▸ THE PROBLEM:
Your task is to transcribe the records exactly, skipping every image.

Structured figure records:
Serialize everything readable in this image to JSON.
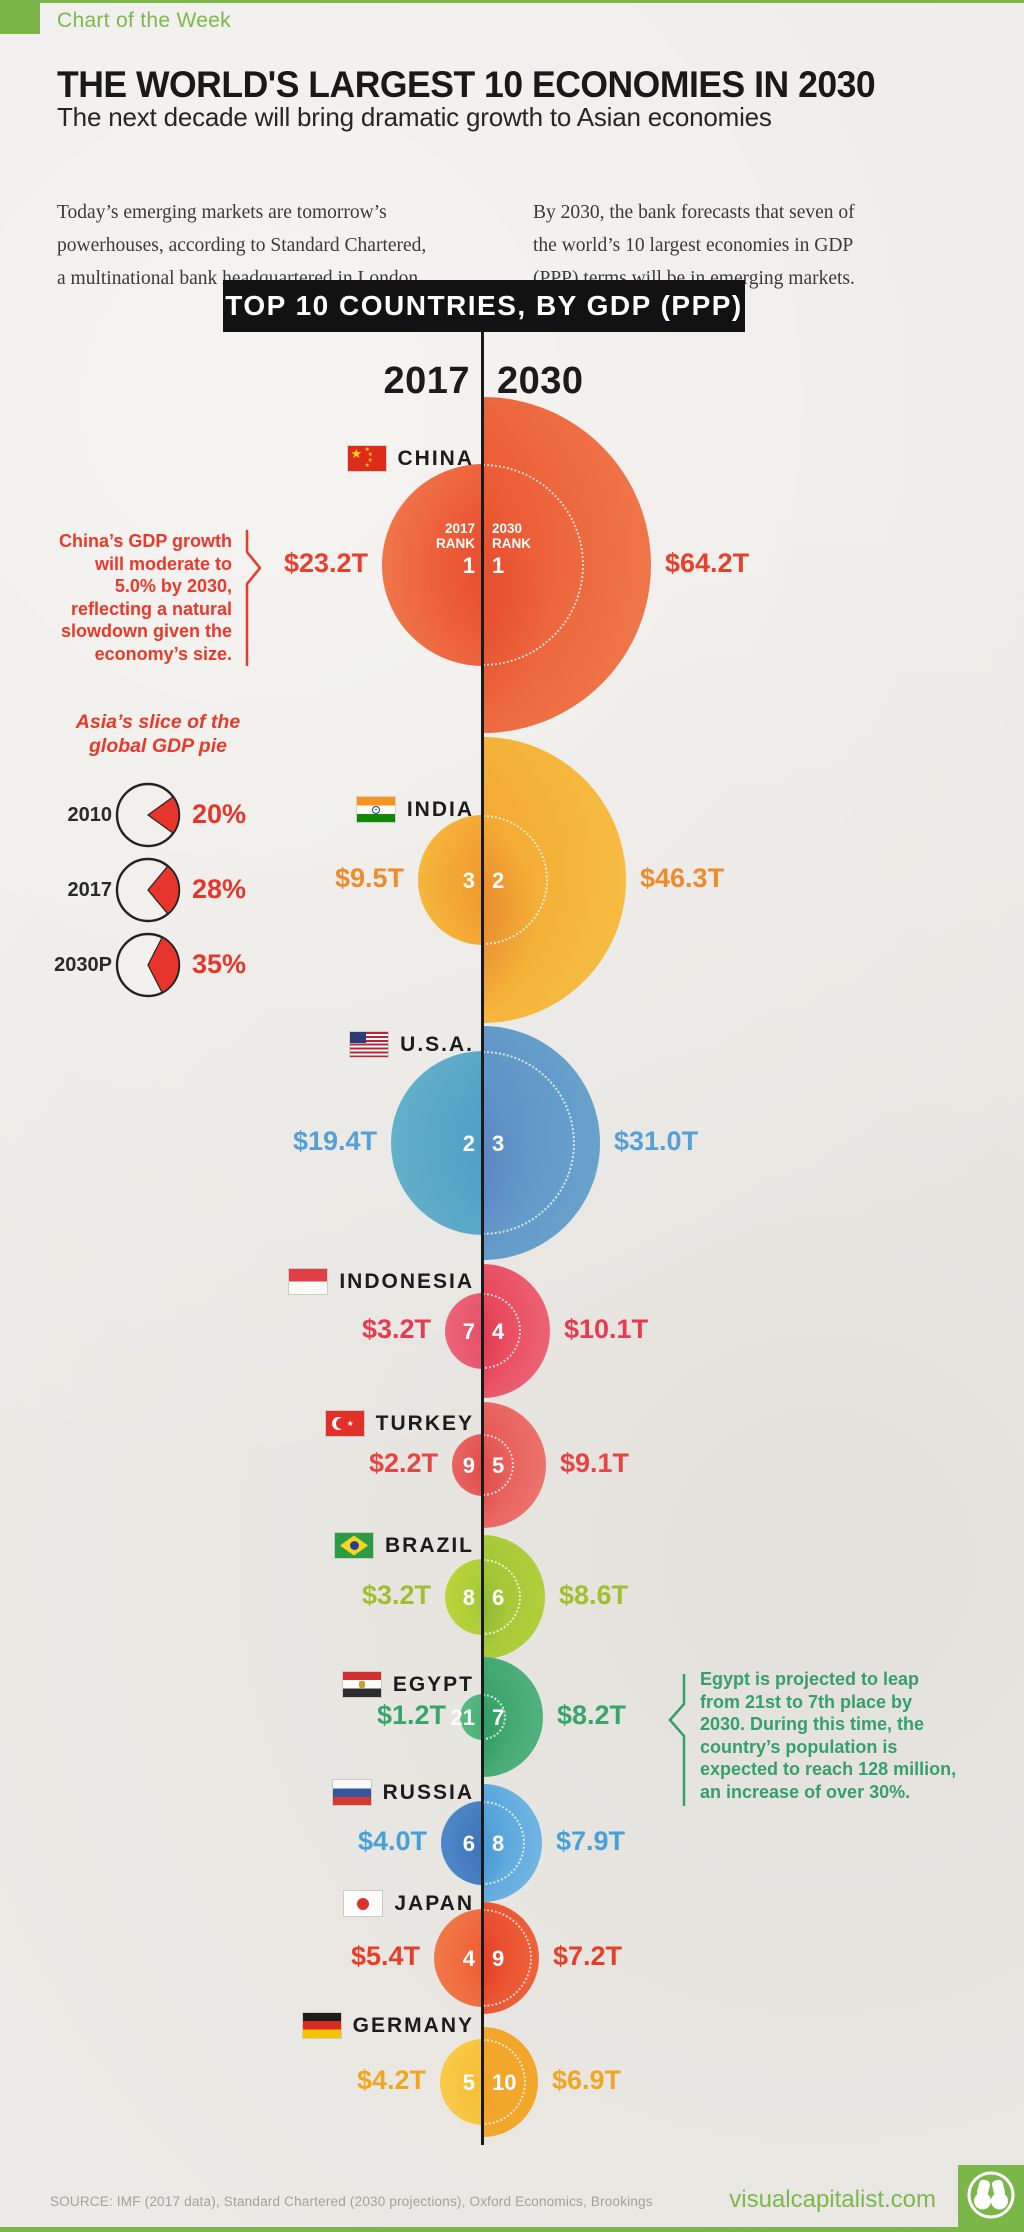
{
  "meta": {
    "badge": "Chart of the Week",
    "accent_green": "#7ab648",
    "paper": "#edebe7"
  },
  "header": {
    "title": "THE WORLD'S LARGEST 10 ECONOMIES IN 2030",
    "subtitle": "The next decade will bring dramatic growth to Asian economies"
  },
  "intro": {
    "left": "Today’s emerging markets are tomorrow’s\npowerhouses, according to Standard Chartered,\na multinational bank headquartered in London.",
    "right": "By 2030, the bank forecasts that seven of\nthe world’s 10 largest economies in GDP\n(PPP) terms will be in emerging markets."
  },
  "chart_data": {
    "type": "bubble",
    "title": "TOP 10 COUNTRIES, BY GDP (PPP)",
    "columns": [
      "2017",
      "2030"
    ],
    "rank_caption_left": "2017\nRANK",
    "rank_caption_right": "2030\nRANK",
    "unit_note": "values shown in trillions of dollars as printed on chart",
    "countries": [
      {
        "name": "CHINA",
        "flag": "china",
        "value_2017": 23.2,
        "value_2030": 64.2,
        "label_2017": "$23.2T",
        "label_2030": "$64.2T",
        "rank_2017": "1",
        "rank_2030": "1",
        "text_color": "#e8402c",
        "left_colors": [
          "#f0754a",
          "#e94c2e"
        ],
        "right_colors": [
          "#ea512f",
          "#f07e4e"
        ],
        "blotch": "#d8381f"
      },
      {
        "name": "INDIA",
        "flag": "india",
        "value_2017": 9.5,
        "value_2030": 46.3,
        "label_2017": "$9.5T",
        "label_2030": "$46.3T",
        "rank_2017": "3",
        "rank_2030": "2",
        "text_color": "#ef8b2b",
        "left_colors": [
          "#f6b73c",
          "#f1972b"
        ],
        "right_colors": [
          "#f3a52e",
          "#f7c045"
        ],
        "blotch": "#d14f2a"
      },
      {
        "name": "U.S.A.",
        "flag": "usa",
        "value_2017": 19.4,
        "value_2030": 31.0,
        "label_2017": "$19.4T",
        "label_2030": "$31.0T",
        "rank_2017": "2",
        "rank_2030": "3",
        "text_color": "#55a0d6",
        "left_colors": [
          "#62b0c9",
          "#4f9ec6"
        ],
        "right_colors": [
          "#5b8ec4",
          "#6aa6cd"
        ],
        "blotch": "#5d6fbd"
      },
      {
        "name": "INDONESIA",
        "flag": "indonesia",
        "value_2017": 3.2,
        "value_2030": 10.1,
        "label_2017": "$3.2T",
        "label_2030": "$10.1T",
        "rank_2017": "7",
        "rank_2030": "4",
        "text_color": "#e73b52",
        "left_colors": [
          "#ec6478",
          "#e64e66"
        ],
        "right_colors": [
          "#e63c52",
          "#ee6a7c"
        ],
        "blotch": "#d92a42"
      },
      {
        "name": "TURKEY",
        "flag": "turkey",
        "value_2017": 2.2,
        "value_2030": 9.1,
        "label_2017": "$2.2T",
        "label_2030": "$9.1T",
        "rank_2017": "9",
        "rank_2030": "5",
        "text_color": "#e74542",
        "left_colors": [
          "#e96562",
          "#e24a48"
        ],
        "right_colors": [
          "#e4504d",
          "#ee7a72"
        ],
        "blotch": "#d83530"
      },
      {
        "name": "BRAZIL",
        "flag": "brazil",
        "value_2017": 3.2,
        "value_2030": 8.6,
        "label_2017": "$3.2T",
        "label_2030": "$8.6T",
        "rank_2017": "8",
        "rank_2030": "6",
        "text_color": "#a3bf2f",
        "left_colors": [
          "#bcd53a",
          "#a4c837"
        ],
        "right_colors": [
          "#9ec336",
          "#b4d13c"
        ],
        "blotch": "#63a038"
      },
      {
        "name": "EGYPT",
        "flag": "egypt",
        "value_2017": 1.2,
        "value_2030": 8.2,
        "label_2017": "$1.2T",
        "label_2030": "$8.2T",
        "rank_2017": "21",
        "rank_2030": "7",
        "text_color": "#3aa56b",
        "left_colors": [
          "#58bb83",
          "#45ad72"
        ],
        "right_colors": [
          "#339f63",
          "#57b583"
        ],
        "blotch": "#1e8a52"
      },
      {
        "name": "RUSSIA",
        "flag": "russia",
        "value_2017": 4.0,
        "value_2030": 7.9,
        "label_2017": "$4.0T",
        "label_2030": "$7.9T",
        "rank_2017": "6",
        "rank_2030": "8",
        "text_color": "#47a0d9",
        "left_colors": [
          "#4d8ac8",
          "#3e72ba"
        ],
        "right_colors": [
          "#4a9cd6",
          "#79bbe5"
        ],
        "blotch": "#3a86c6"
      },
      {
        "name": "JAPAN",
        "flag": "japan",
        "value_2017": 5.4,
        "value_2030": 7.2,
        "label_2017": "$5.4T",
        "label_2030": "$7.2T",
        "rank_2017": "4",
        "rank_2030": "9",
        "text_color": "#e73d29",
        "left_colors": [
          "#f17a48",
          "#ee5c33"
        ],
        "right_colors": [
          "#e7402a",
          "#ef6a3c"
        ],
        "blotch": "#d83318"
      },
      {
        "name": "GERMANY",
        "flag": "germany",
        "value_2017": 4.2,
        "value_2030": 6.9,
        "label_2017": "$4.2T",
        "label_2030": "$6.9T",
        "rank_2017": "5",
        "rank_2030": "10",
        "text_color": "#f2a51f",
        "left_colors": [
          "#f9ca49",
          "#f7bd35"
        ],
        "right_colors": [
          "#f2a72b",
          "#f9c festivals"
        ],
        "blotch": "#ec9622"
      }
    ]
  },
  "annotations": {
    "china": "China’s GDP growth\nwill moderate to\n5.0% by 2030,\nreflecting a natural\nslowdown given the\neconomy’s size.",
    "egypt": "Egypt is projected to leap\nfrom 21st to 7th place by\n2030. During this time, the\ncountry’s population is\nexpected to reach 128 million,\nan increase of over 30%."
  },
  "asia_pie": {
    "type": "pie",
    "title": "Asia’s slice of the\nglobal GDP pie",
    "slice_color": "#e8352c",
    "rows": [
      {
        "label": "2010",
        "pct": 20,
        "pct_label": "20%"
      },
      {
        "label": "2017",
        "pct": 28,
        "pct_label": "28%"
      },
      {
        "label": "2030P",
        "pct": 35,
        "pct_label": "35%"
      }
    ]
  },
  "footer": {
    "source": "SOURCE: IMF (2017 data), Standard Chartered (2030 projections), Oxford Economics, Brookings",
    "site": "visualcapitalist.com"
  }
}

▸ OUTPUT BELOW:
Serialize everything readable in this image to JSON.
{
  "meta": {
    "badge": "Chart of the Week",
    "accent_green": "#7ab648",
    "paper": "#edebe7"
  },
  "header": {
    "title": "THE WORLD'S LARGEST 10 ECONOMIES IN 2030",
    "subtitle": "The next decade will bring dramatic growth to Asian economies"
  },
  "intro": {
    "left": "Today’s emerging markets are tomorrow’s\npowerhouses, according to Standard Chartered,\na multinational bank headquartered in London.",
    "right": "By 2030, the bank forecasts that seven of\nthe world’s 10 largest economies in GDP\n(PPP) terms will be in emerging markets."
  },
  "chart_data": {
    "type": "bubble",
    "title": "TOP 10 COUNTRIES, BY GDP (PPP)",
    "columns": [
      "2017",
      "2030"
    ],
    "rank_caption_left": "2017\nRANK",
    "rank_caption_right": "2030\nRANK",
    "unit_note": "values shown in trillions of dollars as printed on chart",
    "countries": [
      {
        "name": "CHINA",
        "flag": "china",
        "value_2017": 23.2,
        "value_2030": 64.2,
        "label_2017": "$23.2T",
        "label_2030": "$64.2T",
        "rank_2017": "1",
        "rank_2030": "1",
        "text_color": "#e8402c",
        "left_colors": [
          "#f0754a",
          "#e94c2e"
        ],
        "right_colors": [
          "#ea512f",
          "#f07e4e"
        ],
        "blotch": "#d8381f"
      },
      {
        "name": "INDIA",
        "flag": "india",
        "value_2017": 9.5,
        "value_2030": 46.3,
        "label_2017": "$9.5T",
        "label_2030": "$46.3T",
        "rank_2017": "3",
        "rank_2030": "2",
        "text_color": "#ef8b2b",
        "left_colors": [
          "#f6b73c",
          "#f1972b"
        ],
        "right_colors": [
          "#f3a52e",
          "#f7c045"
        ],
        "blotch": "#d14f2a"
      },
      {
        "name": "U.S.A.",
        "flag": "usa",
        "value_2017": 19.4,
        "value_2030": 31.0,
        "label_2017": "$19.4T",
        "label_2030": "$31.0T",
        "rank_2017": "2",
        "rank_2030": "3",
        "text_color": "#55a0d6",
        "left_colors": [
          "#62b0c9",
          "#4f9ec6"
        ],
        "right_colors": [
          "#5b8ec4",
          "#6aa6cd"
        ],
        "blotch": "#5d6fbd"
      },
      {
        "name": "INDONESIA",
        "flag": "indonesia",
        "value_2017": 3.2,
        "value_2030": 10.1,
        "label_2017": "$3.2T",
        "label_2030": "$10.1T",
        "rank_2017": "7",
        "rank_2030": "4",
        "text_color": "#e73b52",
        "left_colors": [
          "#ec6478",
          "#e64e66"
        ],
        "right_colors": [
          "#e63c52",
          "#ee6a7c"
        ],
        "blotch": "#d92a42"
      },
      {
        "name": "TURKEY",
        "flag": "turkey",
        "value_2017": 2.2,
        "value_2030": 9.1,
        "label_2017": "$2.2T",
        "label_2030": "$9.1T",
        "rank_2017": "9",
        "rank_2030": "5",
        "text_color": "#e74542",
        "left_colors": [
          "#e96562",
          "#e24a48"
        ],
        "right_colors": [
          "#e4504d",
          "#ee7a72"
        ],
        "blotch": "#d83530"
      },
      {
        "name": "BRAZIL",
        "flag": "brazil",
        "value_2017": 3.2,
        "value_2030": 8.6,
        "label_2017": "$3.2T",
        "label_2030": "$8.6T",
        "rank_2017": "8",
        "rank_2030": "6",
        "text_color": "#a3bf2f",
        "left_colors": [
          "#bcd53a",
          "#a4c837"
        ],
        "right_colors": [
          "#9ec336",
          "#b4d13c"
        ],
        "blotch": "#63a038"
      },
      {
        "name": "EGYPT",
        "flag": "egypt",
        "value_2017": 1.2,
        "value_2030": 8.2,
        "label_2017": "$1.2T",
        "label_2030": "$8.2T",
        "rank_2017": "21",
        "rank_2030": "7",
        "text_color": "#3aa56b",
        "left_colors": [
          "#58bb83",
          "#45ad72"
        ],
        "right_colors": [
          "#339f63",
          "#57b583"
        ],
        "blotch": "#1e8a52"
      },
      {
        "name": "RUSSIA",
        "flag": "russia",
        "value_2017": 4.0,
        "value_2030": 7.9,
        "label_2017": "$4.0T",
        "label_2030": "$7.9T",
        "rank_2017": "6",
        "rank_2030": "8",
        "text_color": "#47a0d9",
        "left_colors": [
          "#4d8ac8",
          "#3e72ba"
        ],
        "right_colors": [
          "#4a9cd6",
          "#79bbe5"
        ],
        "blotch": "#3a86c6"
      },
      {
        "name": "JAPAN",
        "flag": "japan",
        "value_2017": 5.4,
        "value_2030": 7.2,
        "label_2017": "$5.4T",
        "label_2030": "$7.2T",
        "rank_2017": "4",
        "rank_2030": "9",
        "text_color": "#e73d29",
        "left_colors": [
          "#f17a48",
          "#ee5c33"
        ],
        "right_colors": [
          "#e7402a",
          "#ef6a3c"
        ],
        "blotch": "#d83318"
      },
      {
        "name": "GERMANY",
        "flag": "germany",
        "value_2017": 4.2,
        "value_2030": 6.9,
        "label_2017": "$4.2T",
        "label_2030": "$6.9T",
        "rank_2017": "5",
        "rank_2030": "10",
        "text_color": "#f2a51f",
        "left_colors": [
          "#f9ca49",
          "#f7bd35"
        ],
        "right_colors": [
          "#f2a72b",
          "#f9c festivals"
        ],
        "blotch": "#ec9622"
      }
    ]
  },
  "annotations": {
    "china": "China’s GDP growth\nwill moderate to\n5.0% by 2030,\nreflecting a natural\nslowdown given the\neconomy’s size.",
    "egypt": "Egypt is projected to leap\nfrom 21st to 7th place by\n2030. During this time, the\ncountry’s population is\nexpected to reach 128 million,\nan increase of over 30%."
  },
  "asia_pie": {
    "type": "pie",
    "title": "Asia’s slice of the\nglobal GDP pie",
    "slice_color": "#e8352c",
    "rows": [
      {
        "label": "2010",
        "pct": 20,
        "pct_label": "20%"
      },
      {
        "label": "2017",
        "pct": 28,
        "pct_label": "28%"
      },
      {
        "label": "2030P",
        "pct": 35,
        "pct_label": "35%"
      }
    ]
  },
  "footer": {
    "source": "SOURCE: IMF (2017 data), Standard Chartered (2030 projections), Oxford Economics, Brookings",
    "site": "visualcapitalist.com"
  }
}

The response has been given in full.